## Aim of the exercise
Retype every line of the rows below exactly as it appears.

[Stored items]
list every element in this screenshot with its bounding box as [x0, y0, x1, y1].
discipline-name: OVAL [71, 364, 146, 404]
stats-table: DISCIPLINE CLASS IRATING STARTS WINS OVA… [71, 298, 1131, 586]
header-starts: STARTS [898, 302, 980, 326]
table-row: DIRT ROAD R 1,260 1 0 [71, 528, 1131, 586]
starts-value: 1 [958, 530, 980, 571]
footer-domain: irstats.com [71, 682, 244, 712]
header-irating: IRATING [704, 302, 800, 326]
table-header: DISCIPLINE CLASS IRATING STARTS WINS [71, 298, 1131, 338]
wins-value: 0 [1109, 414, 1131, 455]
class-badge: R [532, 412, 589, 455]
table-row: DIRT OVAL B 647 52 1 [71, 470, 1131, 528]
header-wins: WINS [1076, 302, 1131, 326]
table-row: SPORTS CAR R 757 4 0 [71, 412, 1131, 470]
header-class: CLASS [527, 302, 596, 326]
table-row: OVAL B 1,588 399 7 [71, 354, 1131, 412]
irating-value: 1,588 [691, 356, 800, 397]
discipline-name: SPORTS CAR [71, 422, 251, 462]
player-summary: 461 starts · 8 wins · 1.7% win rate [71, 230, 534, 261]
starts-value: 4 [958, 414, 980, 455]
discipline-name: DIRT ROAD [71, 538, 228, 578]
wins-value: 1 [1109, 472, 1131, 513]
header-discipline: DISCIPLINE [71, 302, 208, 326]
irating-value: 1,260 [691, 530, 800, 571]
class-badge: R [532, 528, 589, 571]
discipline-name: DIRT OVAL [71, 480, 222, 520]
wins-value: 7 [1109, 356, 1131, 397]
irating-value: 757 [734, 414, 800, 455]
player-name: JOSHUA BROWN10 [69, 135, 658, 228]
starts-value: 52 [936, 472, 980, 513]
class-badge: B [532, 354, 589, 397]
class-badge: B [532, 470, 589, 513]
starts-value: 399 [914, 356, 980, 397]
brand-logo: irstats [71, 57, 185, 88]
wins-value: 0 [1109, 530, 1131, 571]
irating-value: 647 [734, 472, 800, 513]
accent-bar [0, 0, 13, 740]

## Full response
list every element in this screenshot with its bounding box as [x0, y0, x1, y1].
discipline-name: OVAL [71, 364, 146, 404]
stats-table: DISCIPLINE CLASS IRATING STARTS WINS OVA… [71, 298, 1131, 586]
header-starts: STARTS [898, 302, 980, 326]
table-row: DIRT ROAD R 1,260 1 0 [71, 528, 1131, 586]
starts-value: 1 [958, 530, 980, 571]
footer-domain: irstats.com [71, 682, 244, 712]
header-irating: IRATING [704, 302, 800, 326]
table-header: DISCIPLINE CLASS IRATING STARTS WINS [71, 298, 1131, 338]
wins-value: 0 [1109, 414, 1131, 455]
class-badge: R [532, 412, 589, 455]
table-row: DIRT OVAL B 647 52 1 [71, 470, 1131, 528]
header-wins: WINS [1076, 302, 1131, 326]
table-row: SPORTS CAR R 757 4 0 [71, 412, 1131, 470]
header-class: CLASS [527, 302, 596, 326]
table-row: OVAL B 1,588 399 7 [71, 354, 1131, 412]
irating-value: 1,588 [691, 356, 800, 397]
discipline-name: SPORTS CAR [71, 422, 251, 462]
player-summary: 461 starts · 8 wins · 1.7% win rate [71, 230, 534, 261]
starts-value: 4 [958, 414, 980, 455]
discipline-name: DIRT ROAD [71, 538, 228, 578]
wins-value: 1 [1109, 472, 1131, 513]
header-discipline: DISCIPLINE [71, 302, 208, 326]
irating-value: 1,260 [691, 530, 800, 571]
class-badge: R [532, 528, 589, 571]
discipline-name: DIRT OVAL [71, 480, 222, 520]
wins-value: 7 [1109, 356, 1131, 397]
irating-value: 757 [734, 414, 800, 455]
player-name: JOSHUA BROWN10 [69, 135, 658, 228]
starts-value: 52 [936, 472, 980, 513]
class-badge: B [532, 354, 589, 397]
class-badge: B [532, 470, 589, 513]
starts-value: 399 [914, 356, 980, 397]
brand-logo: irstats [71, 57, 185, 88]
wins-value: 0 [1109, 530, 1131, 571]
irating-value: 647 [734, 472, 800, 513]
accent-bar [0, 0, 13, 740]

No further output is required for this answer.